EXERCISE DETAILS: Without the pictures, write out all the lines below exactly as they appear.

═════ SOURCE RECORDS ═════

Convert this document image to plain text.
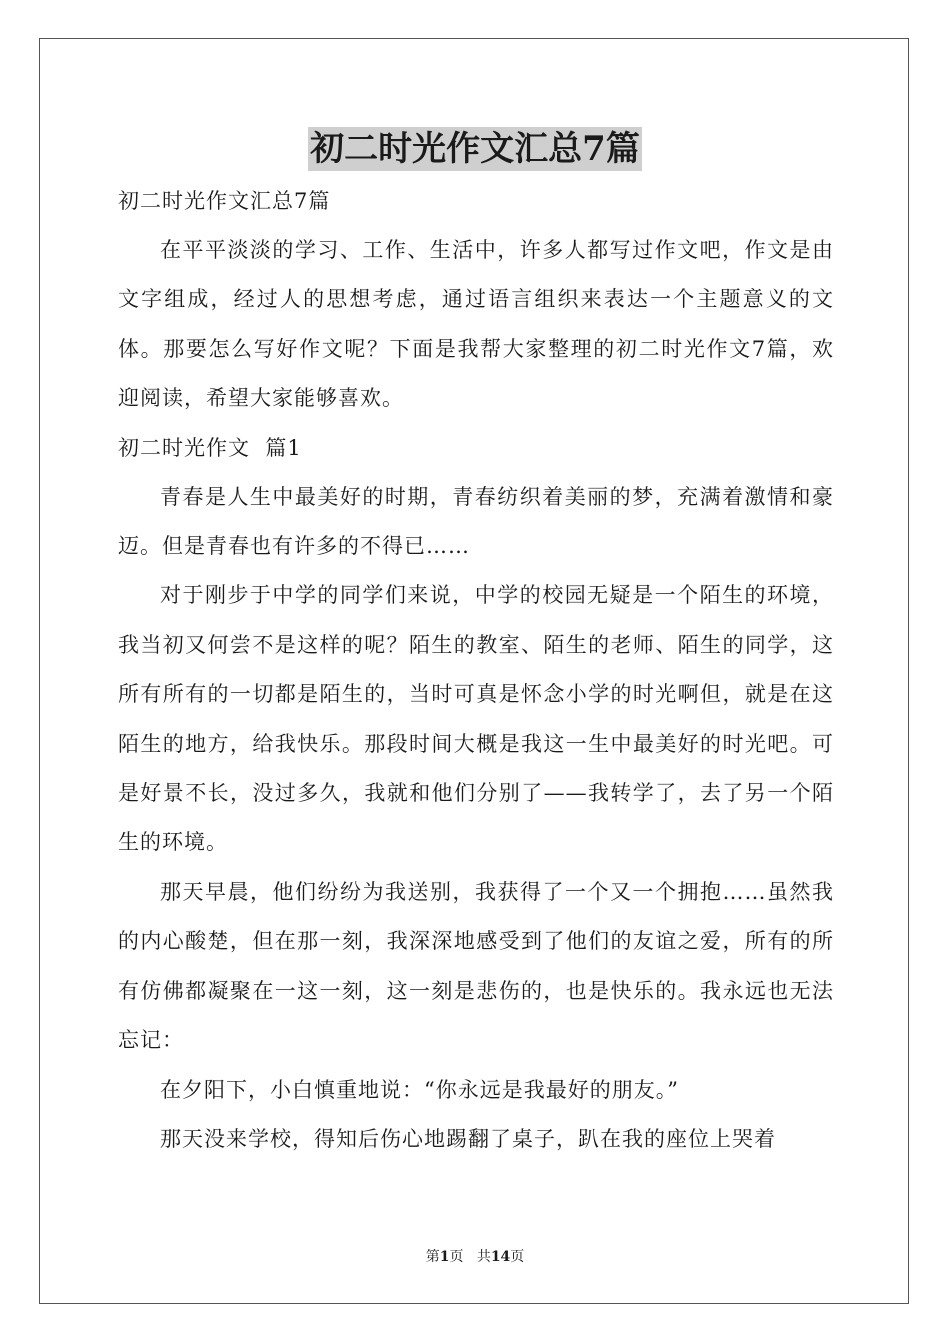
初二时光作文汇总7篇

初二时光作文汇总7篇

在平平淡淡的学习、工作、生活中，许多人都写过作文吧，作文是由文字组成，经过人的思想考虑，通过语言组织来表达一个主题意义的文体。那要怎么写好作文呢？下面是我帮大家整理的初二时光作文7篇，欢迎阅读，希望大家能够喜欢。

初二时光作文  篇1

青春是人生中最美好的时期，青春纺织着美丽的梦，充满着激情和豪迈。但是青春也有许多的不得已……

对于刚步于中学的同学们来说，中学的校园无疑是一个陌生的环境，我当初又何尝不是这样的呢？陌生的教室、陌生的老师、陌生的同学，这所有所有的一切都是陌生的，当时可真是怀念小学的时光啊但，就是在这陌生的地方，给我快乐。那段时间大概是我这一生中最美好的时光吧。可是好景不长，没过多久，我就和他们分别了——我转学了，去了另一个陌生的环境。

那天早晨，他们纷纷为我送别，我获得了一个又一个拥抱……虽然我的内心酸楚，但在那一刻，我深深地感受到了他们的友谊之爱，所有的所有仿佛都凝聚在一这一刻，这一刻是悲伤的，也是快乐的。我永远也无法忘记：

在夕阳下，小白慎重地说：“你永远是我最好的朋友。”

那天没来学校，得知后伤心地踢翻了桌子，趴在我的座位上哭着

第1页 共14页
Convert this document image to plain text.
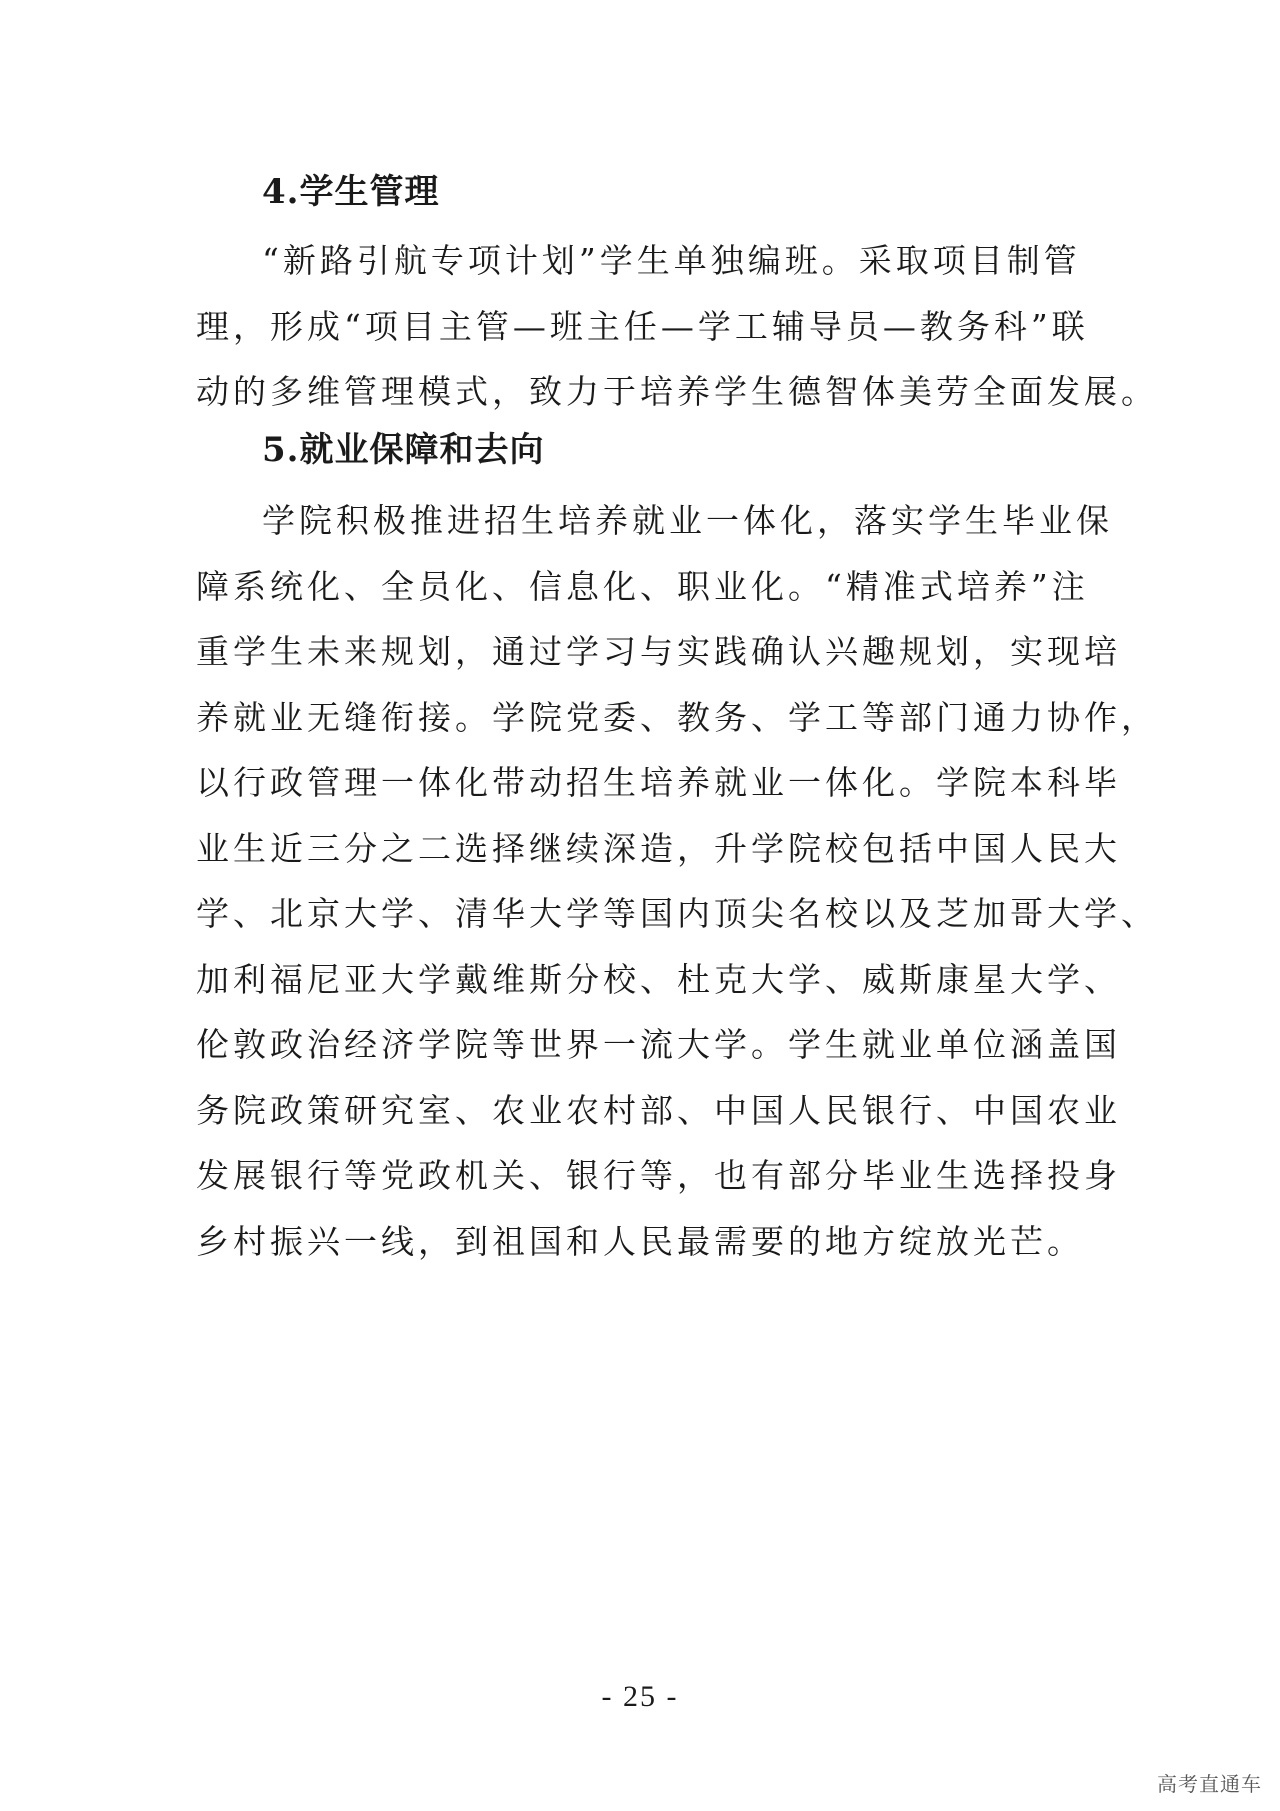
4.学生管理
“新路引航专项计划”学生单独编班。采取项目制管
理，形成“项目主管—班主任—学工辅导员—教务科”联
动的多维管理模式，致力于培养学生德智体美劳全面发展。
5.就业保障和去向
学院积极推进招生培养就业一体化，落实学生毕业保
障系统化、全员化、信息化、职业化。“精准式培养”注
重学生未来规划，通过学习与实践确认兴趣规划，实现培
养就业无缝衔接。学院党委、教务、学工等部门通力协作，
以行政管理一体化带动招生培养就业一体化。学院本科毕
业生近三分之二选择继续深造，升学院校包括中国人民大
学、北京大学、清华大学等国内顶尖名校以及芝加哥大学、
加利福尼亚大学戴维斯分校、杜克大学、威斯康星大学、
伦敦政治经济学院等世界一流大学。学生就业单位涵盖国
务院政策研究室、农业农村部、中国人民银行、中国农业
发展银行等党政机关、银行等，也有部分毕业生选择投身
乡村振兴一线，到祖国和人民最需要的地方绽放光芒。
- 25 -
高考直通车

═════

REPLY TO THE EXERCISE:
Convert this document image to plain text.
初二时光作文汇总7篇

初二时光作文汇总7篇

在平平淡淡的学习、工作、生活中，许多人都写过作文吧，作文是由文字组成，经过人的思想考虑，通过语言组织来表达一个主题意义的文体。那要怎么写好作文呢？下面是我帮大家整理的初二时光作文7篇，欢迎阅读，希望大家能够喜欢。

初二时光作文  篇1

青春是人生中最美好的时期，青春纺织着美丽的梦，充满着激情和豪迈。但是青春也有许多的不得已……

对于刚步于中学的同学们来说，中学的校园无疑是一个陌生的环境，我当初又何尝不是这样的呢？陌生的教室、陌生的老师、陌生的同学，这所有所有的一切都是陌生的，当时可真是怀念小学的时光啊但，就是在这陌生的地方，给我快乐。那段时间大概是我这一生中最美好的时光吧。可是好景不长，没过多久，我就和他们分别了——我转学了，去了另一个陌生的环境。

那天早晨，他们纷纷为我送别，我获得了一个又一个拥抱……虽然我的内心酸楚，但在那一刻，我深深地感受到了他们的友谊之爱，所有的所有仿佛都凝聚在一这一刻，这一刻是悲伤的，也是快乐的。我永远也无法忘记：

在夕阳下，小白慎重地说：“你永远是我最好的朋友。”

那天没来学校，得知后伤心地踢翻了桌子，趴在我的座位上哭着

第1页 共14页
Convert this document image to plain text.
4.学生管理
“新路引航专项计划”学生单独编班。采取项目制管
理，形成“项目主管—班主任—学工辅导员—教务科”联
动的多维管理模式，致力于培养学生德智体美劳全面发展。
5.就业保障和去向
学院积极推进招生培养就业一体化，落实学生毕业保
障系统化、全员化、信息化、职业化。“精准式培养”注
重学生未来规划，通过学习与实践确认兴趣规划，实现培
养就业无缝衔接。学院党委、教务、学工等部门通力协作，
以行政管理一体化带动招生培养就业一体化。学院本科毕
业生近三分之二选择继续深造，升学院校包括中国人民大
学、北京大学、清华大学等国内顶尖名校以及芝加哥大学、
加利福尼亚大学戴维斯分校、杜克大学、威斯康星大学、
伦敦政治经济学院等世界一流大学。学生就业单位涵盖国
务院政策研究室、农业农村部、中国人民银行、中国农业
发展银行等党政机关、银行等，也有部分毕业生选择投身
乡村振兴一线，到祖国和人民最需要的地方绽放光芒。
- 25 -
高考直通车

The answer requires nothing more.